* _Objective_:
Your task is to give the data again, exactly, with every line intact.

* _Data records_:
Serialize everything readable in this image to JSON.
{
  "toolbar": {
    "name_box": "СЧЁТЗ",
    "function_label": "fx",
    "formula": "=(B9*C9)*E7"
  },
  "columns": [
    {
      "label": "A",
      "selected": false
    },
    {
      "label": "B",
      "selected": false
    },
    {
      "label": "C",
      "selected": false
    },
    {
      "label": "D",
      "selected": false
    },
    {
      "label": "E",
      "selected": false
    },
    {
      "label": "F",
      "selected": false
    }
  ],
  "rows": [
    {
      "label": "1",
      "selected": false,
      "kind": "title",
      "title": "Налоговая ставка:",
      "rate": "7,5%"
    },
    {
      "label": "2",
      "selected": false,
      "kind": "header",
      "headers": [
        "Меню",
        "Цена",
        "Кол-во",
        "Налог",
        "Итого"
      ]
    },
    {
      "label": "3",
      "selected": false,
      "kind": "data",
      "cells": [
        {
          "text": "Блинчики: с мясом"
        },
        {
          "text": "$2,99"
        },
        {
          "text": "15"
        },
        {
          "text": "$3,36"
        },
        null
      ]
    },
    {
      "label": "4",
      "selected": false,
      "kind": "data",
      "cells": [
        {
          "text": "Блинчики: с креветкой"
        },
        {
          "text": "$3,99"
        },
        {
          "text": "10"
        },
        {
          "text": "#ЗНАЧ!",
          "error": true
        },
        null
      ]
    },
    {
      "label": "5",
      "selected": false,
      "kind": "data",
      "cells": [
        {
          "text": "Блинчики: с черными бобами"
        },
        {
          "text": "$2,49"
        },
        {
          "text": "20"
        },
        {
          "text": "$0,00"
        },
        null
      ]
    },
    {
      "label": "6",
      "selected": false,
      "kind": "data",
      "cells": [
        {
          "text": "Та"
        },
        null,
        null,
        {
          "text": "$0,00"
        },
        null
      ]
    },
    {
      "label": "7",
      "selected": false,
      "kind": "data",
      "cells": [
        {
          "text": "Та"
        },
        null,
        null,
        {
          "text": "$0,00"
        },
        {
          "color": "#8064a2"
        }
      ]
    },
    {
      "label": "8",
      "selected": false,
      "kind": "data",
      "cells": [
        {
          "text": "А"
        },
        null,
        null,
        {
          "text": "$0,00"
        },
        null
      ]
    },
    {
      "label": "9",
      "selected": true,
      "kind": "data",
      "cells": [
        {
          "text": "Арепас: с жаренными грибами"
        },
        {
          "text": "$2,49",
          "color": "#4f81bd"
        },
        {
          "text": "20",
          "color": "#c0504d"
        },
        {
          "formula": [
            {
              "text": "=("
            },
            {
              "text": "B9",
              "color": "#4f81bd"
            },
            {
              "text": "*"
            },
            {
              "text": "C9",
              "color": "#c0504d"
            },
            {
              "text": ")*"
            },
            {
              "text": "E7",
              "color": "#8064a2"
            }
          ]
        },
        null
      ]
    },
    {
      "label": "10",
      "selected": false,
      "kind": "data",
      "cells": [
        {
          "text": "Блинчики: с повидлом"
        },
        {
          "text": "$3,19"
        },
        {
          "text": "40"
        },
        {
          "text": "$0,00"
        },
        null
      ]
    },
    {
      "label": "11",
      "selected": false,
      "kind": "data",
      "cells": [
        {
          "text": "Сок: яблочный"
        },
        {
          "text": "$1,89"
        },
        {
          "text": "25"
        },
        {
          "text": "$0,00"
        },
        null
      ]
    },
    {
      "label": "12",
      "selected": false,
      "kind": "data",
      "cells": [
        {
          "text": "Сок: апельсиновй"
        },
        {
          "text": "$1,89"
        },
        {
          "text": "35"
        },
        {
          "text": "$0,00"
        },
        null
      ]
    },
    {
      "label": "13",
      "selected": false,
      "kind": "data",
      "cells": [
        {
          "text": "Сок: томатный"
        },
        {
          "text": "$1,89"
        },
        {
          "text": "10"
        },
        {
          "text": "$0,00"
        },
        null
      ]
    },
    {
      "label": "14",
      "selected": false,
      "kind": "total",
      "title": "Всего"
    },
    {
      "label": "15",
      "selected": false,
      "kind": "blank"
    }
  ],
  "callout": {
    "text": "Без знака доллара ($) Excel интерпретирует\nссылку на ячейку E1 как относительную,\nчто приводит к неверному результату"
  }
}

* _Result of the exercise_:
Serialize everything readable in this image to JSON.
{
  "toolbar": {
    "name_box": "СЧЁТЗ",
    "function_label": "fx",
    "formula": "=(B9*C9)*E7"
  },
  "columns": [
    {
      "label": "A",
      "selected": false
    },
    {
      "label": "B",
      "selected": false
    },
    {
      "label": "C",
      "selected": false
    },
    {
      "label": "D",
      "selected": false
    },
    {
      "label": "E",
      "selected": false
    },
    {
      "label": "F",
      "selected": false
    }
  ],
  "rows": [
    {
      "label": "1",
      "selected": false,
      "kind": "title",
      "title": "Налоговая ставка:",
      "rate": "7,5%"
    },
    {
      "label": "2",
      "selected": false,
      "kind": "header",
      "headers": [
        "Меню",
        "Цена",
        "Кол-во",
        "Налог",
        "Итого"
      ]
    },
    {
      "label": "3",
      "selected": false,
      "kind": "data",
      "cells": [
        {
          "text": "Блинчики: с мясом"
        },
        {
          "text": "$2,99"
        },
        {
          "text": "15"
        },
        {
          "text": "$3,36"
        },
        null
      ]
    },
    {
      "label": "4",
      "selected": false,
      "kind": "data",
      "cells": [
        {
          "text": "Блинчики: с креветкой"
        },
        {
          "text": "$3,99"
        },
        {
          "text": "10"
        },
        {
          "text": "#ЗНАЧ!",
          "error": true
        },
        null
      ]
    },
    {
      "label": "5",
      "selected": false,
      "kind": "data",
      "cells": [
        {
          "text": "Блинчики: с черными бобами"
        },
        {
          "text": "$2,49"
        },
        {
          "text": "20"
        },
        {
          "text": "$0,00"
        },
        null
      ]
    },
    {
      "label": "6",
      "selected": false,
      "kind": "data",
      "cells": [
        {
          "text": "Та"
        },
        null,
        null,
        {
          "text": "$0,00"
        },
        null
      ]
    },
    {
      "label": "7",
      "selected": false,
      "kind": "data",
      "cells": [
        {
          "text": "Та"
        },
        null,
        null,
        {
          "text": "$0,00"
        },
        {
          "color": "#8064a2"
        }
      ]
    },
    {
      "label": "8",
      "selected": false,
      "kind": "data",
      "cells": [
        {
          "text": "А"
        },
        null,
        null,
        {
          "text": "$0,00"
        },
        null
      ]
    },
    {
      "label": "9",
      "selected": true,
      "kind": "data",
      "cells": [
        {
          "text": "Арепас: с жаренными грибами"
        },
        {
          "text": "$2,49",
          "color": "#4f81bd"
        },
        {
          "text": "20",
          "color": "#c0504d"
        },
        {
          "formula": [
            {
              "text": "=("
            },
            {
              "text": "B9",
              "color": "#4f81bd"
            },
            {
              "text": "*"
            },
            {
              "text": "C9",
              "color": "#c0504d"
            },
            {
              "text": ")*"
            },
            {
              "text": "E7",
              "color": "#8064a2"
            }
          ]
        },
        null
      ]
    },
    {
      "label": "10",
      "selected": false,
      "kind": "data",
      "cells": [
        {
          "text": "Блинчики: с повидлом"
        },
        {
          "text": "$3,19"
        },
        {
          "text": "40"
        },
        {
          "text": "$0,00"
        },
        null
      ]
    },
    {
      "label": "11",
      "selected": false,
      "kind": "data",
      "cells": [
        {
          "text": "Сок: яблочный"
        },
        {
          "text": "$1,89"
        },
        {
          "text": "25"
        },
        {
          "text": "$0,00"
        },
        null
      ]
    },
    {
      "label": "12",
      "selected": false,
      "kind": "data",
      "cells": [
        {
          "text": "Сок: апельсиновй"
        },
        {
          "text": "$1,89"
        },
        {
          "text": "35"
        },
        {
          "text": "$0,00"
        },
        null
      ]
    },
    {
      "label": "13",
      "selected": false,
      "kind": "data",
      "cells": [
        {
          "text": "Сок: томатный"
        },
        {
          "text": "$1,89"
        },
        {
          "text": "10"
        },
        {
          "text": "$0,00"
        },
        null
      ]
    },
    {
      "label": "14",
      "selected": false,
      "kind": "total",
      "title": "Всего"
    },
    {
      "label": "15",
      "selected": false,
      "kind": "blank"
    }
  ],
  "callout": {
    "text": "Без знака доллара ($) Excel интерпретирует\nссылку на ячейку E1 как относительную,\nчто приводит к неверному результату"
  }
}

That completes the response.